Search the records for "的终边经过点". Copy every line where it appears.

Items listed in a dataset

=-=-=

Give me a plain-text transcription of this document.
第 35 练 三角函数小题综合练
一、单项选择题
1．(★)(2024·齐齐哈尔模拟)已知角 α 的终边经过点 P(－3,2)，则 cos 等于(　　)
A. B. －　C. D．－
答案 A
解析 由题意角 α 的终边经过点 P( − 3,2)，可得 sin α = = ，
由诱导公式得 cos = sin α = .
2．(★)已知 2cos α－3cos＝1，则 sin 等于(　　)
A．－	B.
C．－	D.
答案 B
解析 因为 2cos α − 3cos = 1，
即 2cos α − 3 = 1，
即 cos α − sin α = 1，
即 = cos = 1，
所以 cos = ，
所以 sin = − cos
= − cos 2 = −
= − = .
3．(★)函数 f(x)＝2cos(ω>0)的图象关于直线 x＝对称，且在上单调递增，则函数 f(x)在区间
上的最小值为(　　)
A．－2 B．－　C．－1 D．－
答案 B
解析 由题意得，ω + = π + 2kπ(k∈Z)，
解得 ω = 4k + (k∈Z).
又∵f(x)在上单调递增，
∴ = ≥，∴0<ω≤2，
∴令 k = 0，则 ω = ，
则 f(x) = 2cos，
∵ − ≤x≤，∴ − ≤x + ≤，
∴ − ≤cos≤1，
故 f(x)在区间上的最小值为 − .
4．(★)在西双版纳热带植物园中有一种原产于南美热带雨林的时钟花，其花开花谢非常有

=-=-=

**Reply to the task:**
1．(★)(2024·齐齐哈尔模拟)已知角 α 的终边经过点 P(－3,2)，则 cos 等于(　　)
解析 由题意角 α 的终边经过点 P( − 3,2)，可得 sin α = = ，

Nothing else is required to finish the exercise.